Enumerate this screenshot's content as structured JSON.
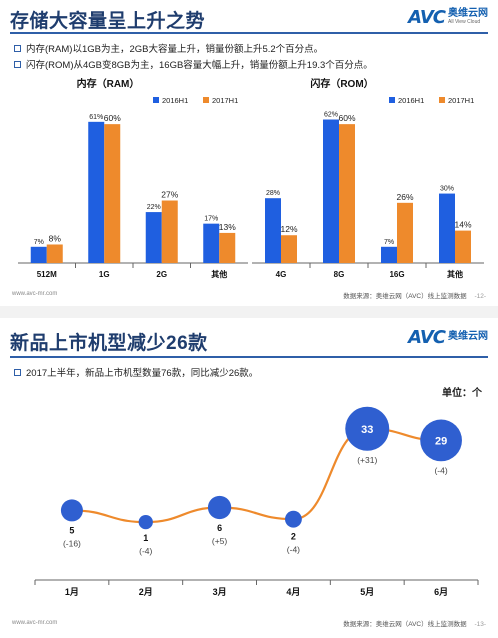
{
  "slide1": {
    "title": "存储大容量呈上升之势",
    "logo": {
      "brand": "AVC",
      "cn": "奥维云网",
      "en": "All View Cloud"
    },
    "bullets": [
      "内存(RAM)以1GB为主，2GB大容量上升，销量份额上升5.2个百分点。",
      "闪存(ROM)从4GB变8GB为主，16GB容量大幅上升，销量份额上升19.3个百分点。"
    ],
    "footer_url": "www.avc-mr.com",
    "footer_source": "数据来源：奥维云网（AVC）线上监测数据",
    "page_number": "-12-"
  },
  "slide2": {
    "title": "新品上市机型减少26款",
    "logo": {
      "brand": "AVC",
      "cn": "奥维云网"
    },
    "bullets": [
      "2017上半年，新品上市机型数量76款，同比减少26款。"
    ],
    "unit_label": "单位：个",
    "footer_url": "www.avc-mr.com",
    "footer_source": "数据来源：奥维云网（AVC）线上监测数据",
    "page_number": "-13-"
  },
  "colors": {
    "series_2016": "#1f5fe0",
    "series_2017": "#ee8a2c",
    "title": "#1f3d6e",
    "rule": "#2f5fa8",
    "bubble": "#2f5fd0",
    "line": "#ee8a2c"
  },
  "chart_data": [
    {
      "type": "bar",
      "title": "内存（RAM）",
      "categories": [
        "512M",
        "1G",
        "2G",
        "其他"
      ],
      "series": [
        {
          "name": "2016H1",
          "values": [
            7,
            61,
            22,
            17
          ]
        },
        {
          "name": "2017H1",
          "values": [
            8,
            60,
            27,
            13
          ]
        }
      ],
      "value_labels": [
        [
          "7%",
          "61%",
          "22%",
          "17%"
        ],
        [
          "8%",
          "60%",
          "27%",
          "13%"
        ]
      ],
      "ylim": [
        0,
        70
      ],
      "legend": "top-right"
    },
    {
      "type": "bar",
      "title": "闪存（ROM）",
      "categories": [
        "4G",
        "8G",
        "16G",
        "其他"
      ],
      "series": [
        {
          "name": "2016H1",
          "values": [
            28,
            62,
            7,
            30
          ]
        },
        {
          "name": "2017H1",
          "values": [
            12,
            60,
            26,
            14
          ]
        }
      ],
      "value_labels": [
        [
          "28%",
          "62%",
          "7%",
          "30%"
        ],
        [
          "12%",
          "60%",
          "26%",
          "14%"
        ]
      ],
      "ylim": [
        0,
        70
      ],
      "legend": "top-right"
    },
    {
      "type": "line",
      "categories": [
        "1月",
        "2月",
        "3月",
        "4月",
        "5月",
        "6月"
      ],
      "values": [
        5,
        1,
        6,
        2,
        33,
        29
      ],
      "value_labels": [
        "5",
        "1",
        "6",
        "2",
        "33",
        "29"
      ],
      "changes": [
        "(-16)",
        "(-4)",
        "(+5)",
        "(-4)",
        "(+31)",
        "(-4)"
      ],
      "ylim": [
        0,
        36
      ]
    }
  ]
}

# [STATED TASK]
Reproduce the entries exactly. Do not carry over any picture.

# [RESULT OF THE TASK]
Enumerate this screenshot's content as structured JSON.
{
  "slide1": {
    "title": "存储大容量呈上升之势",
    "logo": {
      "brand": "AVC",
      "cn": "奥维云网",
      "en": "All View Cloud"
    },
    "bullets": [
      "内存(RAM)以1GB为主，2GB大容量上升，销量份额上升5.2个百分点。",
      "闪存(ROM)从4GB变8GB为主，16GB容量大幅上升，销量份额上升19.3个百分点。"
    ],
    "footer_url": "www.avc-mr.com",
    "footer_source": "数据来源：奥维云网（AVC）线上监测数据",
    "page_number": "-12-"
  },
  "slide2": {
    "title": "新品上市机型减少26款",
    "logo": {
      "brand": "AVC",
      "cn": "奥维云网"
    },
    "bullets": [
      "2017上半年，新品上市机型数量76款，同比减少26款。"
    ],
    "unit_label": "单位：个",
    "footer_url": "www.avc-mr.com",
    "footer_source": "数据来源：奥维云网（AVC）线上监测数据",
    "page_number": "-13-"
  },
  "colors": {
    "series_2016": "#1f5fe0",
    "series_2017": "#ee8a2c",
    "title": "#1f3d6e",
    "rule": "#2f5fa8",
    "bubble": "#2f5fd0",
    "line": "#ee8a2c"
  },
  "chart_data": [
    {
      "type": "bar",
      "title": "内存（RAM）",
      "categories": [
        "512M",
        "1G",
        "2G",
        "其他"
      ],
      "series": [
        {
          "name": "2016H1",
          "values": [
            7,
            61,
            22,
            17
          ]
        },
        {
          "name": "2017H1",
          "values": [
            8,
            60,
            27,
            13
          ]
        }
      ],
      "value_labels": [
        [
          "7%",
          "61%",
          "22%",
          "17%"
        ],
        [
          "8%",
          "60%",
          "27%",
          "13%"
        ]
      ],
      "ylim": [
        0,
        70
      ],
      "legend": "top-right"
    },
    {
      "type": "bar",
      "title": "闪存（ROM）",
      "categories": [
        "4G",
        "8G",
        "16G",
        "其他"
      ],
      "series": [
        {
          "name": "2016H1",
          "values": [
            28,
            62,
            7,
            30
          ]
        },
        {
          "name": "2017H1",
          "values": [
            12,
            60,
            26,
            14
          ]
        }
      ],
      "value_labels": [
        [
          "28%",
          "62%",
          "7%",
          "30%"
        ],
        [
          "12%",
          "60%",
          "26%",
          "14%"
        ]
      ],
      "ylim": [
        0,
        70
      ],
      "legend": "top-right"
    },
    {
      "type": "line",
      "categories": [
        "1月",
        "2月",
        "3月",
        "4月",
        "5月",
        "6月"
      ],
      "values": [
        5,
        1,
        6,
        2,
        33,
        29
      ],
      "value_labels": [
        "5",
        "1",
        "6",
        "2",
        "33",
        "29"
      ],
      "changes": [
        "(-16)",
        "(-4)",
        "(+5)",
        "(-4)",
        "(+31)",
        "(-4)"
      ],
      "ylim": [
        0,
        36
      ]
    }
  ]
}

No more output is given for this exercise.